→ PROBLEM DESCRIPTION
Find each line with the word "false" in it, then give the total alone.

* START *

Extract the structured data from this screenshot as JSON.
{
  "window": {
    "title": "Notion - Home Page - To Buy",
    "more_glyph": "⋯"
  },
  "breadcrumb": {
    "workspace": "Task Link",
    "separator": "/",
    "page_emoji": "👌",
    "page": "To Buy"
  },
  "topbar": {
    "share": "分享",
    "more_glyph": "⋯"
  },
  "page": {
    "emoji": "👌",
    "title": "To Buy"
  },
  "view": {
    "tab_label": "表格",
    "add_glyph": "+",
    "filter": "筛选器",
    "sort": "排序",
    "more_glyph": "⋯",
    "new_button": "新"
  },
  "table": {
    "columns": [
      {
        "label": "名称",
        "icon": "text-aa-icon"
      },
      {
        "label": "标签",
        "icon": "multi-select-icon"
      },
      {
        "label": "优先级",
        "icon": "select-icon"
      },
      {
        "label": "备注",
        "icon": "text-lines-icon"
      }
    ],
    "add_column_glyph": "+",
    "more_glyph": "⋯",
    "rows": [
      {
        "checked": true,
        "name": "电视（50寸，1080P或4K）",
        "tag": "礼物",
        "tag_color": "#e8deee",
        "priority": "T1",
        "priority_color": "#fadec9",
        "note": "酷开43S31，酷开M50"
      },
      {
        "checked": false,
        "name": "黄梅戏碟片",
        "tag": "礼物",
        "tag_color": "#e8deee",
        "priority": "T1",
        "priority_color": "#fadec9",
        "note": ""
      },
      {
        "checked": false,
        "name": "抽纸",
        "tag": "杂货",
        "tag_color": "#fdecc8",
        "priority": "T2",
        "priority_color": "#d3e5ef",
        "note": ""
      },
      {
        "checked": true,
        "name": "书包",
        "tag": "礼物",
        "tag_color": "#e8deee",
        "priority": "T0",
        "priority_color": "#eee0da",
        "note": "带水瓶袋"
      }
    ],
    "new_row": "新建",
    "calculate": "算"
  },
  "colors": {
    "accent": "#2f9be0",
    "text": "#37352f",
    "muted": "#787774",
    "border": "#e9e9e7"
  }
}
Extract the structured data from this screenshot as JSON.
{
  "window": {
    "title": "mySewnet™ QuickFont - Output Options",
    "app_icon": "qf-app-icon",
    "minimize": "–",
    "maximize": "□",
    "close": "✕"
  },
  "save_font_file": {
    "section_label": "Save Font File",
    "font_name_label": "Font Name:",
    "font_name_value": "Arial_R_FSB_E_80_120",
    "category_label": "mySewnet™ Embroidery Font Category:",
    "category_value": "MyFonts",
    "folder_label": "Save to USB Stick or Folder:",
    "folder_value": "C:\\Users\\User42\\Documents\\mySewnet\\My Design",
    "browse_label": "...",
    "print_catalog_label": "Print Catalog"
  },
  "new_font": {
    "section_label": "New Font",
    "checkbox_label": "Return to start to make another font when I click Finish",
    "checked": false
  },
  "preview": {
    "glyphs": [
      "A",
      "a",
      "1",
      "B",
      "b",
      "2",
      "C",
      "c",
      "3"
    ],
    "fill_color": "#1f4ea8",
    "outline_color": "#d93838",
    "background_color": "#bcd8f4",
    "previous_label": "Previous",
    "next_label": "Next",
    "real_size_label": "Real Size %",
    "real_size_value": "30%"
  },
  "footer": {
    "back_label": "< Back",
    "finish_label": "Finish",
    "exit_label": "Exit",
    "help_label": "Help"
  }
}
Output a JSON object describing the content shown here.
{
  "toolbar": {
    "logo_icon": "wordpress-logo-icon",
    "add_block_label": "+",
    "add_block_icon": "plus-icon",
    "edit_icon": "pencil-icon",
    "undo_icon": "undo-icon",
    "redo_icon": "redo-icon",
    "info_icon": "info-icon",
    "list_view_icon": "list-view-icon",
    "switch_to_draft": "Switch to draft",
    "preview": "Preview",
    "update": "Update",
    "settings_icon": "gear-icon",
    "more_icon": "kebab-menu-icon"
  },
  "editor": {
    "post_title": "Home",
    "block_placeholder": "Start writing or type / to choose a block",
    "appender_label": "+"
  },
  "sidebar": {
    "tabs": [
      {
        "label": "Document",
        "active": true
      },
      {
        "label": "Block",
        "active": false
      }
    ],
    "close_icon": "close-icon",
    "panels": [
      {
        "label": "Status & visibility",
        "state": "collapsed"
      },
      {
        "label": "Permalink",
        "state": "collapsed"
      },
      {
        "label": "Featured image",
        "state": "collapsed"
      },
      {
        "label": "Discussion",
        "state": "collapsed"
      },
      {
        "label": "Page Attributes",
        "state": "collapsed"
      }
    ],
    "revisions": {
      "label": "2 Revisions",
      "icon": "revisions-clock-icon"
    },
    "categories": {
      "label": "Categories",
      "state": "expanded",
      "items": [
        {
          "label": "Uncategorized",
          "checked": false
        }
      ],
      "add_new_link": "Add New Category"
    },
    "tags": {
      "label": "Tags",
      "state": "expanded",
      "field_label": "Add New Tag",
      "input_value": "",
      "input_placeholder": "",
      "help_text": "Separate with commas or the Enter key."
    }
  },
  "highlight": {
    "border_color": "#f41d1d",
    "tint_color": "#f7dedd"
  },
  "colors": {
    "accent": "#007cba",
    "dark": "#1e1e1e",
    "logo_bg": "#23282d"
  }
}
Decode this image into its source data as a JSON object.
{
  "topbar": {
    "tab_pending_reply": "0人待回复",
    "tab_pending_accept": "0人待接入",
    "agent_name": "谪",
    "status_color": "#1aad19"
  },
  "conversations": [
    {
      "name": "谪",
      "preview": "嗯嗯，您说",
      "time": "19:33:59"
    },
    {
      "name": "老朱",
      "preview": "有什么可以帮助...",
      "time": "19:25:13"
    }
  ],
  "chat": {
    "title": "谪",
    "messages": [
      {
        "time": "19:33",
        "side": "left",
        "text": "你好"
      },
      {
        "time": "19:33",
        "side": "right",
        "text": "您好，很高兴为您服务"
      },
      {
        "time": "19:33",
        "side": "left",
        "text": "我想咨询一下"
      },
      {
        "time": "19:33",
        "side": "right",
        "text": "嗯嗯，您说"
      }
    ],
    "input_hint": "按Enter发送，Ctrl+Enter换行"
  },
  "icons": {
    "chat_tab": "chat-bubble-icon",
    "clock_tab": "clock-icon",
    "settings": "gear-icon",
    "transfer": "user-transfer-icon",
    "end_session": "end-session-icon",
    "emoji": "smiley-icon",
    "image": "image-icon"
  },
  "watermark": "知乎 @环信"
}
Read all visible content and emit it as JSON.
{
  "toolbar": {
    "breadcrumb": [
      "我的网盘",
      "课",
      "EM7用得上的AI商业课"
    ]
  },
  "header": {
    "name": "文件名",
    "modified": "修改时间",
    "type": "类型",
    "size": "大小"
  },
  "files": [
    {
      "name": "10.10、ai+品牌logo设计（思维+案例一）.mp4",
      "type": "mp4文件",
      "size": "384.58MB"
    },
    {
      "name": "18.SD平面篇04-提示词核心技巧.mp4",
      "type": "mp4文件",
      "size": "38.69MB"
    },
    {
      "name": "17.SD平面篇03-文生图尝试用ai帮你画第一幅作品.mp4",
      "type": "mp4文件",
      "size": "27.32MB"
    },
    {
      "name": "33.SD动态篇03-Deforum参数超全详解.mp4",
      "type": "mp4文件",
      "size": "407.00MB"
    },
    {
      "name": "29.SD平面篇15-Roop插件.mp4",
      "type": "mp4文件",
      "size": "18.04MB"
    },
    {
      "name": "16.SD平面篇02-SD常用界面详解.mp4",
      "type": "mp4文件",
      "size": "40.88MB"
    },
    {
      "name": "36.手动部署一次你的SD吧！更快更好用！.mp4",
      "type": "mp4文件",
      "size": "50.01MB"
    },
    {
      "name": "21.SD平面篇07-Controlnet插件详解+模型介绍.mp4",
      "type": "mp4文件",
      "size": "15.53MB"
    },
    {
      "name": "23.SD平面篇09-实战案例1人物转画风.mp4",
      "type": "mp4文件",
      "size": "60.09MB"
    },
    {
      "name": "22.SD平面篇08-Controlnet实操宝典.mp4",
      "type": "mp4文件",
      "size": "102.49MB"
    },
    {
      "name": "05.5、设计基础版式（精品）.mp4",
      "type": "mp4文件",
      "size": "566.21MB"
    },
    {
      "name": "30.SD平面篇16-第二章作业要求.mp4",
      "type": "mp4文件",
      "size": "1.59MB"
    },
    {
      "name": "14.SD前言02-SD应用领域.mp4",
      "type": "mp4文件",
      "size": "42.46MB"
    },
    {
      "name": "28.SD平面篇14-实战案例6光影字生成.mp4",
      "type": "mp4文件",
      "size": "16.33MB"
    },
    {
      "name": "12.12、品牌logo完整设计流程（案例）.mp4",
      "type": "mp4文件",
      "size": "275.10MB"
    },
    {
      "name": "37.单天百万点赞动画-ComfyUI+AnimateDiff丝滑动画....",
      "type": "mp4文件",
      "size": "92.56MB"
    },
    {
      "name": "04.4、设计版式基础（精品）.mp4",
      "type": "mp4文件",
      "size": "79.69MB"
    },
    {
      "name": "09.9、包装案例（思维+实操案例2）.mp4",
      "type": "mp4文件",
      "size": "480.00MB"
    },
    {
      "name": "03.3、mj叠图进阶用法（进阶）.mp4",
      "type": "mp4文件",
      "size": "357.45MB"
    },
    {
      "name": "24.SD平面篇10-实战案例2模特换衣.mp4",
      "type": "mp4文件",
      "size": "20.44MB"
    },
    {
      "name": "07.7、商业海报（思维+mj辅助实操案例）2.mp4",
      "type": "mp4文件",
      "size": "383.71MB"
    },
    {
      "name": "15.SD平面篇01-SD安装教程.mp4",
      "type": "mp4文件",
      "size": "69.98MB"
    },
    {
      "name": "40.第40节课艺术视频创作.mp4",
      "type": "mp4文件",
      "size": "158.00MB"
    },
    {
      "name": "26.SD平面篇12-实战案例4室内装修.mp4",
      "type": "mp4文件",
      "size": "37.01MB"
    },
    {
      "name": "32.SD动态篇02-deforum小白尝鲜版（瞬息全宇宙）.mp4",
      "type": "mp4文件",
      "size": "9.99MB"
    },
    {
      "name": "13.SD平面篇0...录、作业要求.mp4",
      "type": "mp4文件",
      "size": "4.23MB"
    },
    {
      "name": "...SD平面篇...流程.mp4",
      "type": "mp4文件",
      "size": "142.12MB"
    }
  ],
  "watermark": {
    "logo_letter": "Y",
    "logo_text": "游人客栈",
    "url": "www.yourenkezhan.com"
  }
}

* END *

→ RESULT OF THE EXERCISE
5